## Your objective
Update everything from the line containing "y-tick-label: 0.100 [81, 157, 111, 171]" down to the line containing "data-point [831, 378, 839, 386]" by changing "data-point" to "point-marker" and leaving the rest untouched. Give back only those lines.

Records:
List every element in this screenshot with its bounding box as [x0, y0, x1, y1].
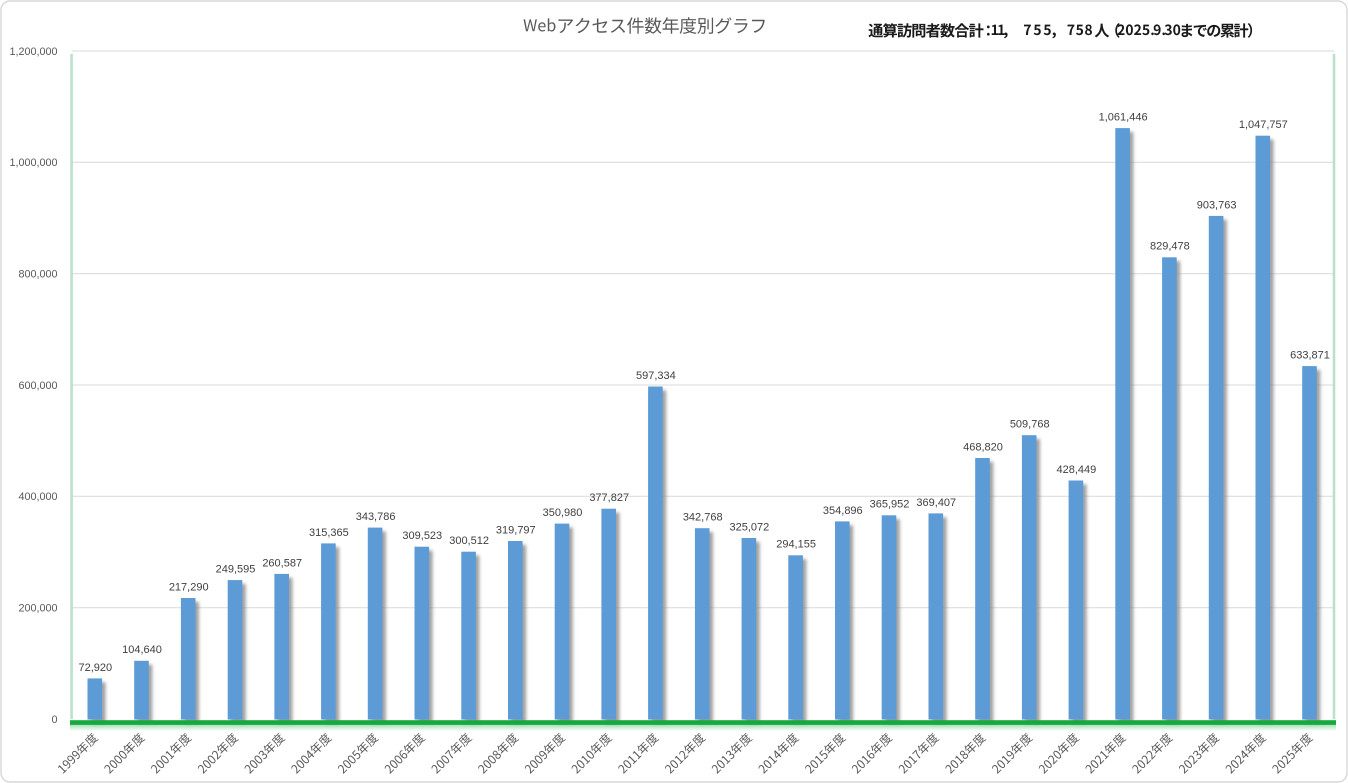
svg-text:325,072: 325,072 — [730, 521, 770, 533]
svg-text:365,952: 365,952 — [870, 499, 910, 511]
svg-text:509,768: 509,768 — [1010, 419, 1050, 431]
svg-text:315,365: 315,365 — [309, 527, 349, 539]
svg-text:400,000: 400,000 — [18, 491, 57, 503]
svg-text:903,763: 903,763 — [1197, 199, 1237, 211]
svg-text:377,827: 377,827 — [589, 492, 629, 504]
svg-text:260,587: 260,587 — [262, 557, 302, 569]
svg-text:428,449: 428,449 — [1057, 464, 1097, 476]
svg-text:319,797: 319,797 — [496, 524, 536, 536]
svg-text:104,640: 104,640 — [122, 644, 162, 656]
svg-text:1,047,757: 1,047,757 — [1239, 119, 1288, 131]
svg-text:249,595: 249,595 — [216, 564, 256, 576]
svg-text:343,786: 343,786 — [356, 511, 396, 523]
svg-text:1,061,446: 1,061,446 — [1099, 112, 1148, 124]
svg-text:369,407: 369,407 — [916, 497, 956, 509]
svg-text:600,000: 600,000 — [18, 380, 57, 392]
svg-text:342,768: 342,768 — [683, 512, 723, 524]
svg-text:294,155: 294,155 — [776, 539, 816, 551]
svg-text:800,000: 800,000 — [18, 269, 57, 281]
svg-text:217,290: 217,290 — [169, 581, 209, 593]
svg-text:300,512: 300,512 — [449, 535, 489, 547]
svg-text:1,200,000: 1,200,000 — [9, 46, 57, 58]
svg-text:354,896: 354,896 — [823, 505, 863, 517]
svg-text:72,920: 72,920 — [78, 662, 112, 674]
svg-text:309,523: 309,523 — [402, 530, 442, 542]
svg-text:633,871: 633,871 — [1290, 350, 1330, 362]
svg-text:350,980: 350,980 — [543, 507, 583, 519]
svg-text:200,000: 200,000 — [18, 603, 57, 615]
svg-text:1,000,000: 1,000,000 — [9, 157, 57, 169]
svg-text:468,820: 468,820 — [963, 441, 1003, 453]
svg-text:0: 0 — [51, 714, 57, 726]
svg-text:597,334: 597,334 — [636, 370, 676, 382]
svg-text:829,478: 829,478 — [1150, 241, 1190, 253]
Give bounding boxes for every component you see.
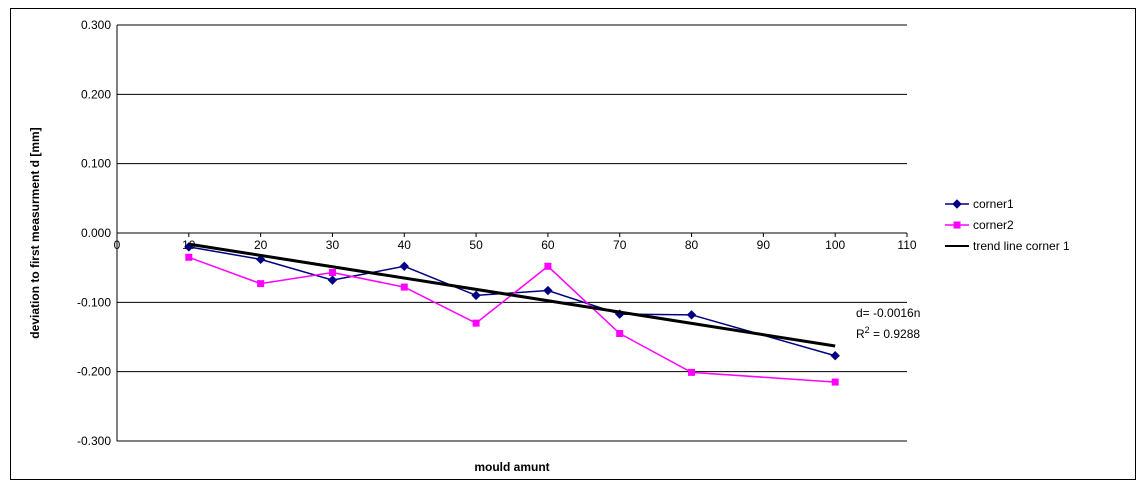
y-tick-label: 0.100 [81, 157, 111, 171]
y-axis-title: deviation to first measurment d [mm] [28, 127, 42, 338]
y-tick-label: 0.200 [81, 87, 111, 101]
data-point [544, 262, 552, 270]
series-corner2 [185, 253, 839, 386]
data-point [472, 319, 480, 327]
legend-marker [952, 199, 962, 209]
x-tick-label: 70 [613, 238, 627, 252]
data-point [686, 310, 697, 320]
trend-annotation: d= -0.0016n R2 = 0.9288 [856, 306, 920, 341]
data-point [688, 368, 696, 376]
data-point [831, 378, 839, 386]
trend-line [188, 242, 836, 348]
y-tick-label: -0.300 [77, 434, 111, 448]
x-tick-label: 100 [825, 238, 845, 252]
y-tick-labels: 0.300 0.200 0.100 0.000 -0.100 -0.200 -0.300 [77, 18, 111, 448]
x-tick-label: 110 [897, 238, 916, 252]
r-squared-superscript: 2 [865, 325, 870, 335]
legend-item: corner1 [945, 197, 1014, 211]
data-point [616, 330, 624, 338]
line-chart: 0.300 0.200 0.100 0.000 -0.100 -0.200 -0.300 0… [28, 18, 1070, 474]
legend-item: trend line corner 1 [945, 239, 1070, 253]
series-trend-line-corner-1 [188, 242, 836, 348]
x-axis-title: mould amunt [474, 460, 549, 474]
data-point [400, 283, 408, 291]
chart-frame: 0.300 0.200 0.100 0.000 -0.100 -0.200 -0.300 0… [10, 8, 1136, 480]
data-point [257, 280, 265, 288]
x-tick-label: 20 [254, 238, 268, 252]
legend: corner1 corner2 trend line corner 1 [945, 197, 1070, 253]
y-tick-label: -0.100 [77, 295, 111, 309]
legend-label: corner2 [973, 218, 1014, 232]
data-point [830, 351, 840, 361]
data-point [543, 285, 553, 296]
legend-label: trend line corner 1 [973, 239, 1070, 253]
x-tick-label: 50 [469, 238, 483, 252]
legend-label: corner1 [973, 197, 1014, 211]
y-tick-label: 0.000 [81, 226, 111, 240]
data-point [327, 275, 338, 285]
x-tick-labels: 0102030405060708090100110 [114, 238, 917, 252]
data-point [185, 253, 193, 261]
y-tick-label: 0.300 [81, 18, 111, 32]
legend-marker [953, 221, 961, 229]
y-tick-label: -0.200 [77, 365, 111, 379]
x-tick-label: 80 [685, 238, 699, 252]
x-tick-label: 90 [757, 238, 771, 252]
x-tick-label: 0 [114, 238, 121, 252]
series-line [188, 246, 836, 357]
legend-item: corner2 [945, 218, 1014, 232]
x-tick-label: 40 [398, 238, 412, 252]
x-tick-label: 60 [541, 238, 555, 252]
x-tick-label: 30 [326, 238, 340, 252]
trend-equation: d= -0.0016n [856, 306, 920, 320]
data-point [255, 254, 266, 265]
series-group [184, 242, 840, 386]
series-line [188, 256, 836, 383]
r-squared-value: = 0.9288 [870, 327, 921, 341]
r-squared-symbol: R [856, 327, 865, 341]
data-point [471, 290, 481, 301]
data-point [328, 269, 336, 277]
r-squared-label: R2 = 0.9288 [856, 325, 920, 341]
x-axis [116, 232, 908, 237]
data-point [399, 261, 409, 271]
series-corner1 [184, 242, 840, 361]
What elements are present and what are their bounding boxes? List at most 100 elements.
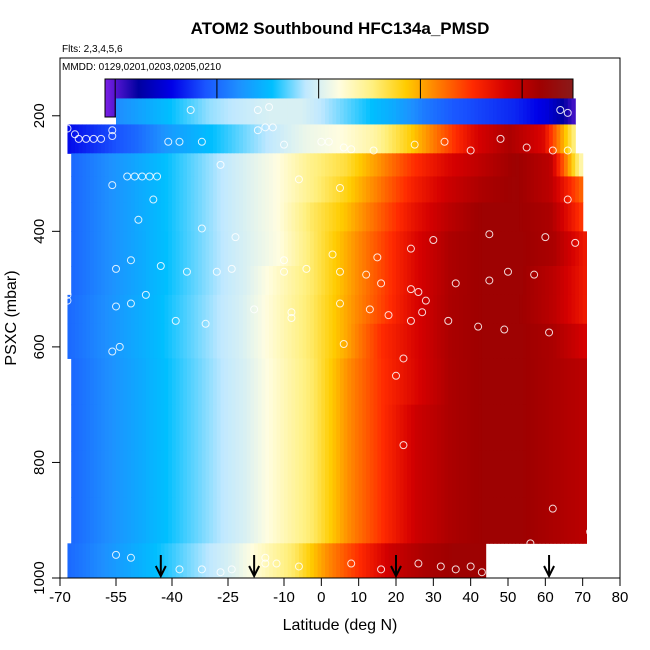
heatmap-cell — [313, 266, 319, 296]
heatmap-cell — [459, 497, 464, 544]
heatmap-cell — [582, 450, 587, 498]
heatmap-cell — [153, 153, 158, 177]
heatmap-cell — [418, 358, 423, 406]
heatmap-cell — [250, 404, 255, 452]
heatmap-cell — [172, 450, 177, 498]
heatmap-cell — [116, 153, 121, 177]
heatmap-cell — [130, 98, 136, 125]
heatmap-cell — [388, 266, 393, 296]
heatmap-cell — [239, 450, 244, 498]
heatmap-cell — [269, 497, 274, 544]
descent-arrows — [154, 555, 555, 579]
heatmap-cell — [194, 202, 199, 232]
flight-sample-point — [496, 134, 505, 143]
heatmap-cell — [474, 176, 479, 203]
heatmap-cell — [429, 266, 434, 296]
heatmap-cell — [388, 153, 393, 177]
heatmap-cell — [466, 98, 472, 125]
heatmap-cell — [556, 497, 561, 544]
heatmap-cell — [194, 294, 199, 325]
heatmap-cell — [407, 404, 412, 452]
heatmap-cell — [399, 124, 405, 154]
heatmap-cell — [369, 231, 375, 267]
heatmap-cell — [108, 294, 113, 325]
heatmap-cell — [489, 450, 494, 498]
heatmap-cell — [537, 358, 543, 406]
heatmap-cell — [351, 231, 356, 267]
heatmap-cell — [257, 153, 263, 177]
heatmap-cell — [168, 450, 173, 498]
heatmap-cell — [112, 266, 117, 296]
heatmap-cell — [403, 323, 408, 359]
heatmap-cell — [336, 124, 341, 154]
heatmap-cell — [127, 266, 132, 296]
flight-sample-point — [227, 565, 236, 574]
heatmap-cell — [328, 450, 334, 498]
flight-sample-point — [250, 305, 259, 314]
heatmap-cell — [478, 450, 483, 498]
heatmap-cell — [142, 153, 147, 177]
heatmap-cell — [340, 202, 345, 232]
heatmap-cell — [567, 98, 573, 125]
heatmap-cell — [522, 153, 528, 177]
descent-arrow-head — [390, 565, 402, 579]
heatmap-cell — [82, 231, 87, 267]
heatmap-cell — [470, 202, 475, 232]
flight-sample-point — [197, 224, 206, 233]
heatmap-cell — [142, 124, 147, 154]
flight-sample-point — [153, 172, 162, 181]
heatmap-cell — [175, 202, 181, 232]
heatmap-cell — [511, 124, 517, 154]
heatmap-cell — [564, 124, 569, 154]
heatmap-cell — [317, 450, 322, 498]
flight-sample-point — [294, 562, 303, 571]
heatmap-cell — [556, 176, 561, 203]
heatmap-cell — [567, 266, 573, 296]
heatmap-cell — [463, 323, 468, 359]
heatmap-cell — [101, 404, 106, 452]
heatmap-cell — [213, 358, 218, 406]
heatmap-cell — [336, 153, 341, 177]
heatmap-cell — [545, 124, 550, 154]
flight-sample-point — [548, 146, 557, 155]
heatmap-cell — [399, 231, 405, 267]
x-tick-label: 50 — [500, 589, 517, 606]
heatmap-cell — [67, 323, 72, 359]
heatmap-cell — [407, 98, 412, 125]
heatmap-cell — [328, 98, 334, 125]
heatmap-cell — [541, 231, 546, 267]
heatmap-cell — [407, 294, 412, 325]
heatmap-cell — [541, 153, 546, 177]
heatmap-cell — [343, 404, 349, 452]
heatmap-cell — [310, 124, 315, 154]
heatmap-cell — [481, 153, 487, 177]
heatmap-cell — [541, 124, 546, 154]
heatmap-cell — [537, 202, 543, 232]
heatmap-cell — [157, 543, 162, 579]
heatmap-cell — [254, 497, 259, 544]
heatmap-cell — [366, 202, 371, 232]
heatmap-cell — [384, 176, 390, 203]
heatmap-cell — [336, 543, 341, 579]
heatmap-cell — [526, 176, 531, 203]
heatmap-cell — [515, 176, 520, 203]
heatmap-cell — [186, 153, 192, 177]
heatmap-cell — [388, 450, 393, 498]
heatmap-cell — [575, 450, 580, 498]
heatmap-cell — [455, 202, 461, 232]
heatmap-cell — [224, 124, 229, 154]
heatmap-cell — [448, 497, 453, 544]
heatmap-cell — [466, 266, 472, 296]
heatmap-cell — [86, 153, 91, 177]
heatmap-cell — [104, 543, 110, 579]
heatmap-cell — [444, 98, 449, 125]
heatmap-cell — [508, 450, 513, 498]
heatmap-cell — [354, 323, 360, 359]
heatmap-cell — [470, 124, 475, 154]
heatmap-cell — [459, 450, 464, 498]
heatmap-cell — [179, 323, 184, 359]
flight-sample-point — [175, 137, 184, 146]
heatmap-cell — [440, 176, 446, 203]
heatmap-cell — [474, 294, 479, 325]
heatmap-cell — [474, 153, 479, 177]
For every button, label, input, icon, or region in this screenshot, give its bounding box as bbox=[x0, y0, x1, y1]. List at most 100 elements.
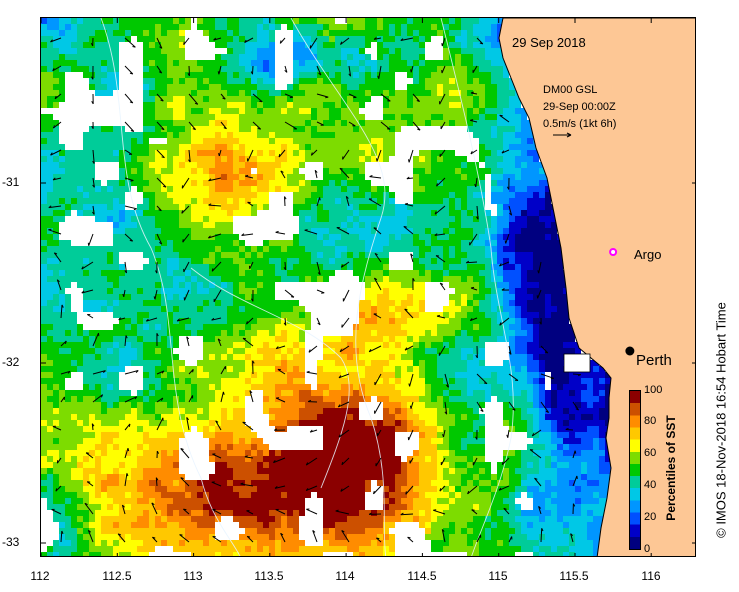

## Exercise output
y-tick-label: 0.100 [81, 157, 111, 171]
y-axis-title: deviation to first measurment d [mm] [28, 127, 42, 338]
y-tick-label: 0.200 [81, 87, 111, 101]
point-marker [544, 262, 552, 270]
series-corner2 [185, 253, 839, 386]
point-marker [472, 319, 480, 327]
legend-marker [952, 199, 962, 209]
x-tick-label: 70 [613, 238, 627, 252]
point-marker [686, 310, 697, 320]
trend-annotation: d= -0.0016n R2 = 0.9288 [856, 306, 920, 341]
point-marker [688, 368, 696, 376]
point-marker [831, 378, 839, 386]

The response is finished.